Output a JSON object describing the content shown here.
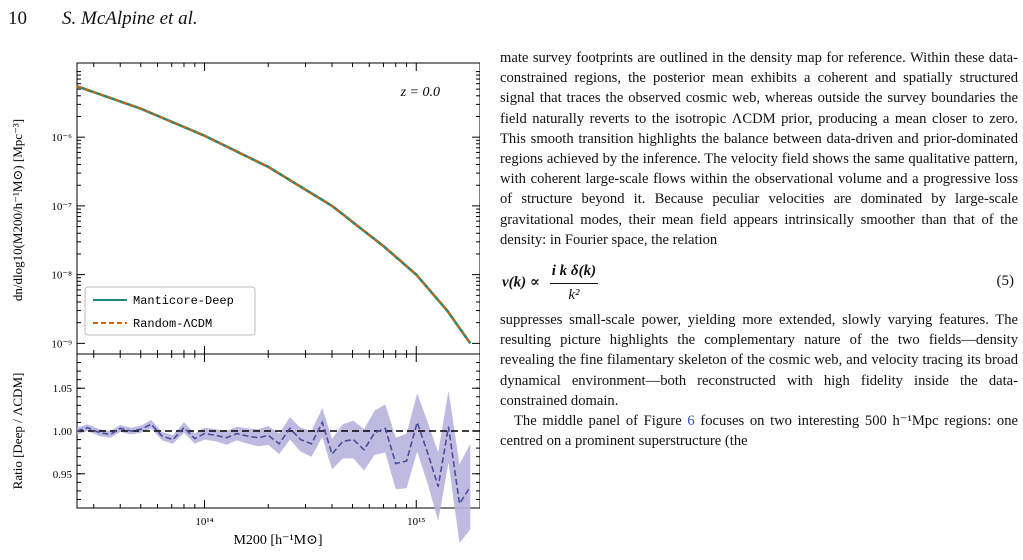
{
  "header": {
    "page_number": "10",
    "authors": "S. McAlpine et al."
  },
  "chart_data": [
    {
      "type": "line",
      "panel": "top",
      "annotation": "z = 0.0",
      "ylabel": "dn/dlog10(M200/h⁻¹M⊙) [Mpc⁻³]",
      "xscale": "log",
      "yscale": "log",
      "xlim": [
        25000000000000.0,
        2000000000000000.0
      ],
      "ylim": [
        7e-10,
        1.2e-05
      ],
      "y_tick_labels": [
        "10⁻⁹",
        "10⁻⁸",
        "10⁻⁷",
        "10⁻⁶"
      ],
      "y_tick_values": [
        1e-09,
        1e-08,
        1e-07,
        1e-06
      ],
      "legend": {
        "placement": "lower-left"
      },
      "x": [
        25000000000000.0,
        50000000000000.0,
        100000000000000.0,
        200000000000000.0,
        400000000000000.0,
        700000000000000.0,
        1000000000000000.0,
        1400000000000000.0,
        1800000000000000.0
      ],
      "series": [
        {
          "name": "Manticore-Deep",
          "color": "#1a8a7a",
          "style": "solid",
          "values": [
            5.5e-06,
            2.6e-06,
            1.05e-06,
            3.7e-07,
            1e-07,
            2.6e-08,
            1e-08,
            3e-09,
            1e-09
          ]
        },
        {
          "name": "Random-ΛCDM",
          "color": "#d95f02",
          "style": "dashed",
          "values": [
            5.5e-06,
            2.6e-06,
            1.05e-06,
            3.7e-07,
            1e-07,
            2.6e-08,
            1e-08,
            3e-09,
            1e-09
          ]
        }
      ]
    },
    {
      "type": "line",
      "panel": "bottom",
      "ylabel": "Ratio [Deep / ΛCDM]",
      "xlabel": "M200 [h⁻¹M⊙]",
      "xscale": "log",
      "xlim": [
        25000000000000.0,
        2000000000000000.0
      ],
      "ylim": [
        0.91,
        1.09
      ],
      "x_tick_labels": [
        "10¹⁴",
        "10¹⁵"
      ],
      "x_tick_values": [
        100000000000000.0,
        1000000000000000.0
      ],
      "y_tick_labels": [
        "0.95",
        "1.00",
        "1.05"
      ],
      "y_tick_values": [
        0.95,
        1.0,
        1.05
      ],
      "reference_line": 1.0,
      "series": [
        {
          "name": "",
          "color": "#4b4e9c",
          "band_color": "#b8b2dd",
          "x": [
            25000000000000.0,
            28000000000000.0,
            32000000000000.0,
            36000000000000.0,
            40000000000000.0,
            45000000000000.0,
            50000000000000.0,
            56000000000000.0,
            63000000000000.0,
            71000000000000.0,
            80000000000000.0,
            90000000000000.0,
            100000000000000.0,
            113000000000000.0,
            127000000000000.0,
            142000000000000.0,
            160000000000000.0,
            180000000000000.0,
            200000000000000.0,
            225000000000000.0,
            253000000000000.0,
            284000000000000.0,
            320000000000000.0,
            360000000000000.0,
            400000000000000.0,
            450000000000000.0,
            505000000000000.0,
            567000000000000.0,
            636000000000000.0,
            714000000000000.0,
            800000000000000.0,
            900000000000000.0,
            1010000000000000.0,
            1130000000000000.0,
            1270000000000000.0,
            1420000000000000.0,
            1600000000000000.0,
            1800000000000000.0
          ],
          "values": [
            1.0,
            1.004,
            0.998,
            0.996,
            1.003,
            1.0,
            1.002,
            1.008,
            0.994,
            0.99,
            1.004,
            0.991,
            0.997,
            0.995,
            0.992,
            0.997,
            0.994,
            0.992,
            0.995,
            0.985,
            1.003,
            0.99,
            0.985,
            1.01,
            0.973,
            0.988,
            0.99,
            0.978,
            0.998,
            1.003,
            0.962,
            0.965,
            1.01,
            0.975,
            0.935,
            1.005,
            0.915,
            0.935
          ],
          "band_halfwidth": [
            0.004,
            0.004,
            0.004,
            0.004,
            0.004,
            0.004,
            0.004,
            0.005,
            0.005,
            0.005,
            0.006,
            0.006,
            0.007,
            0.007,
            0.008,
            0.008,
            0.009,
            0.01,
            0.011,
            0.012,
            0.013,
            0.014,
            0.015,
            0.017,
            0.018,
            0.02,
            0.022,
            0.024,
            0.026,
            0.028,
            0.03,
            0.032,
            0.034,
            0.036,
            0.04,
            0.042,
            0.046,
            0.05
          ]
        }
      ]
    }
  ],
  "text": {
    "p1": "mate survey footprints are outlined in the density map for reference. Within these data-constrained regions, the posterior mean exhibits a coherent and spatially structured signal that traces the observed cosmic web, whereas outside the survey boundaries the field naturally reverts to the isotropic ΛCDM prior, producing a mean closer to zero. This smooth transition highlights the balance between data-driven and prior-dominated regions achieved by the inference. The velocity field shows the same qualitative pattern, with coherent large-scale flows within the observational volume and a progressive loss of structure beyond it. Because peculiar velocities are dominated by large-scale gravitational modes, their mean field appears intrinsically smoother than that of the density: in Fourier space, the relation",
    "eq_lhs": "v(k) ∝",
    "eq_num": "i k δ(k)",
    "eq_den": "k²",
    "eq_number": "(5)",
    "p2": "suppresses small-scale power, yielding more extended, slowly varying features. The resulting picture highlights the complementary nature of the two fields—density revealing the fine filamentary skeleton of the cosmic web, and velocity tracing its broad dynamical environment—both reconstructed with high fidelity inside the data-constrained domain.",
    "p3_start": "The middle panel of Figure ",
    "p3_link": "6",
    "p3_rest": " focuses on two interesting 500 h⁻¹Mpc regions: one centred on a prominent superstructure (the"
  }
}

§ SHORT EXERCISE
Return all lines of the material above in which the word "ylabel" occurs.

§ COMPLETE ANSWER
      "ylabel": "dn/dlog10(M200/h⁻¹M⊙) [Mpc⁻³]",
      "ylabel": "Ratio [Deep / ΛCDM]",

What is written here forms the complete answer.